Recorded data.

▬▬▬▬▬▬▬▬▬▬

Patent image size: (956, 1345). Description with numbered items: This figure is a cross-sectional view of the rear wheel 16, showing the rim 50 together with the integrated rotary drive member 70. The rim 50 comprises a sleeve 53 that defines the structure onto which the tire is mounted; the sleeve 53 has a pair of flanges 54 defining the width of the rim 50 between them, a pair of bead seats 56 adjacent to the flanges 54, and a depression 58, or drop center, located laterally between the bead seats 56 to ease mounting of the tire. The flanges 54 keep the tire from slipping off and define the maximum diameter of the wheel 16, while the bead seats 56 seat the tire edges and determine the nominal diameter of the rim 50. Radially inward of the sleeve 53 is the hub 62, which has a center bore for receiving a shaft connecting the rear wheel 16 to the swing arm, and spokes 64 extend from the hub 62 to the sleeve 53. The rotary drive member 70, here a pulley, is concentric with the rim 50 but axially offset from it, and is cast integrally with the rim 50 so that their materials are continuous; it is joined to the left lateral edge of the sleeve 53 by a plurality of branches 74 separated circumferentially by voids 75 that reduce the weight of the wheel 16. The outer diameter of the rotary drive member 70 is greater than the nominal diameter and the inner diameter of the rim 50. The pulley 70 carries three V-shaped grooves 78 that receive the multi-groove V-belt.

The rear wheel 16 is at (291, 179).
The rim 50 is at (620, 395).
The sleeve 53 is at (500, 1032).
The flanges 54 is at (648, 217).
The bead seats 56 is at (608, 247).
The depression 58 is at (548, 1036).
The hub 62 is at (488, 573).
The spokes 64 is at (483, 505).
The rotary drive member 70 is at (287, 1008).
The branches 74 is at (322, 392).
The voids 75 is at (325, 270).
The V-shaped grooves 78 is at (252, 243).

▬▬▬▬▬▬▬▬▬▬

Copy out every line of the listing above without changing anything.

Exercise solution.
Patent image size: (956, 1345). Description with numbered items: This figure is a cross-sectional view of the rear wheel 16, showing the rim 50 together with the integrated rotary drive member 70. The rim 50 comprises a sleeve 53 that defines the structure onto which the tire is mounted; the sleeve 53 has a pair of flanges 54 defining the width of the rim 50 between them, a pair of bead seats 56 adjacent to the flanges 54, and a depression 58, or drop center, located laterally between the bead seats 56 to ease mounting of the tire. The flanges 54 keep the tire from slipping off and define the maximum diameter of the wheel 16, while the bead seats 56 seat the tire edges and determine the nominal diameter of the rim 50. Radially inward of the sleeve 53 is the hub 62, which has a center bore for receiving a shaft connecting the rear wheel 16 to the swing arm, and spokes 64 extend from the hub 62 to the sleeve 53. The rotary drive member 70, here a pulley, is concentric with the rim 50 but axially offset from it, and is cast integrally with the rim 50 so that their materials are continuous; it is joined to the left lateral edge of the sleeve 53 by a plurality of branches 74 separated circumferentially by voids 75 that reduce the weight of the wheel 16. The outer diameter of the rotary drive member 70 is greater than the nominal diameter and the inner diameter of the rim 50. The pulley 70 carries three V-shaped grooves 78 that receive the multi-groove V-belt.

The rear wheel 16 is at (291, 179).
The rim 50 is at (620, 395).
The sleeve 53 is at (500, 1032).
The flanges 54 is at (648, 217).
The bead seats 56 is at (608, 247).
The depression 58 is at (548, 1036).
The hub 62 is at (488, 573).
The spokes 64 is at (483, 505).
The rotary drive member 70 is at (287, 1008).
The branches 74 is at (322, 392).
The voids 75 is at (325, 270).
The V-shaped grooves 78 is at (252, 243).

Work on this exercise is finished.